Stated goal: Across the entries below, count the lines in which the word "JSON" occurs. Reply with the count alone.

Data provided:
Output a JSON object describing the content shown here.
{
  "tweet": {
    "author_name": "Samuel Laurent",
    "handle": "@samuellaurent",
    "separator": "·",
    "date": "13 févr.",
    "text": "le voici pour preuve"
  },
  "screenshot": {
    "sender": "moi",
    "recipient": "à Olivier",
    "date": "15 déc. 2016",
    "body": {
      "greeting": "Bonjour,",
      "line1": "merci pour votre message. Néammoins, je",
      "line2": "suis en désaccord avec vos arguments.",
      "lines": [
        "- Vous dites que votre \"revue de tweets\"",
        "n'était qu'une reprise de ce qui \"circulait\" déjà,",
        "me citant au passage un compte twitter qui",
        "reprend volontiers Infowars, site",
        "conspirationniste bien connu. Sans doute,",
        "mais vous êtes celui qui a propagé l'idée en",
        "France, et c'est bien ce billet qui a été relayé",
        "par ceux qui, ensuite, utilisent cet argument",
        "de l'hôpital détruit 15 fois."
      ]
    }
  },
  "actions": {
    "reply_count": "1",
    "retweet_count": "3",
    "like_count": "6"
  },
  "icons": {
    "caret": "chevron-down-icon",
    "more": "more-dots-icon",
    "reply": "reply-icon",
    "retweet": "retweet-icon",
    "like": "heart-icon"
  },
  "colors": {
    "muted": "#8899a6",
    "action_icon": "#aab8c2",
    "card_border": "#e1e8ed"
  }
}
---
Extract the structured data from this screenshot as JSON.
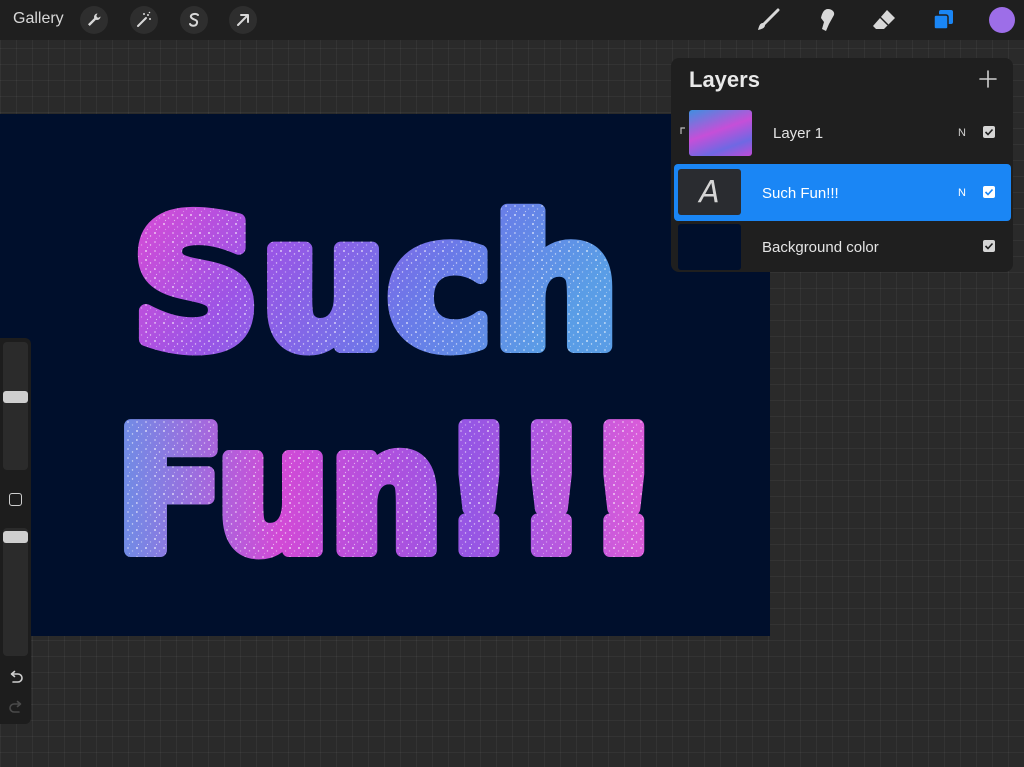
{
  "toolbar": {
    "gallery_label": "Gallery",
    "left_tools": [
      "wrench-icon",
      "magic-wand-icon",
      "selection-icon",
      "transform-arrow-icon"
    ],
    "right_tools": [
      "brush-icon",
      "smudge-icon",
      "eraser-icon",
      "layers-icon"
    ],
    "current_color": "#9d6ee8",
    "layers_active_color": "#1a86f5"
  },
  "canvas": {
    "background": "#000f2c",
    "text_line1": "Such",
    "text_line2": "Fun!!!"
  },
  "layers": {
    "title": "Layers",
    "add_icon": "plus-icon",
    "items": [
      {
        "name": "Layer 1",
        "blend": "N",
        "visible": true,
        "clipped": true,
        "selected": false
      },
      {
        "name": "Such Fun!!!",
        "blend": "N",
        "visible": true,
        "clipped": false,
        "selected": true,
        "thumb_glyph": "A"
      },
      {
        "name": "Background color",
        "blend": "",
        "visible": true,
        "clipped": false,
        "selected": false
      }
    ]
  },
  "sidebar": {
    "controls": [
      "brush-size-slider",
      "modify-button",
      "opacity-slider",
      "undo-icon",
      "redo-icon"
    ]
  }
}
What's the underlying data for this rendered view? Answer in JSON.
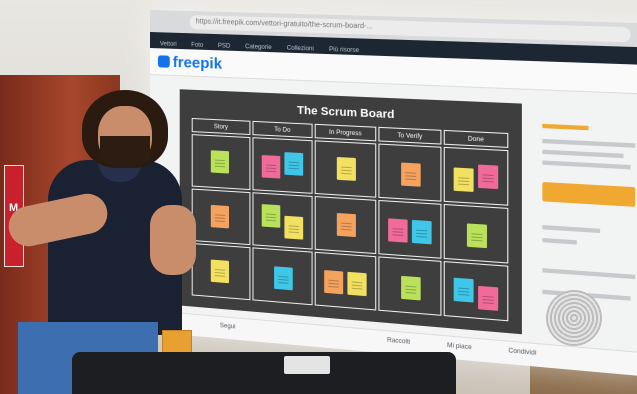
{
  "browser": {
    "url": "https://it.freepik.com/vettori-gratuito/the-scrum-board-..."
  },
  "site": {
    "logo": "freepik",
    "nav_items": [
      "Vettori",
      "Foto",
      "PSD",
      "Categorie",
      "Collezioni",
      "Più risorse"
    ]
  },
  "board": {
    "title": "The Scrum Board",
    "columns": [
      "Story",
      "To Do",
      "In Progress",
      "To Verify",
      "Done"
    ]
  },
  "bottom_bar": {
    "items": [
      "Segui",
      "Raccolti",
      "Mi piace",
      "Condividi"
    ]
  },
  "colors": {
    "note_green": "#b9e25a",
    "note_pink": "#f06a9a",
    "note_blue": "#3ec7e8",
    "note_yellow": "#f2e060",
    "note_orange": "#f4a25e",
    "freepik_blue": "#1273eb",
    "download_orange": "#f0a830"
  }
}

Response: 3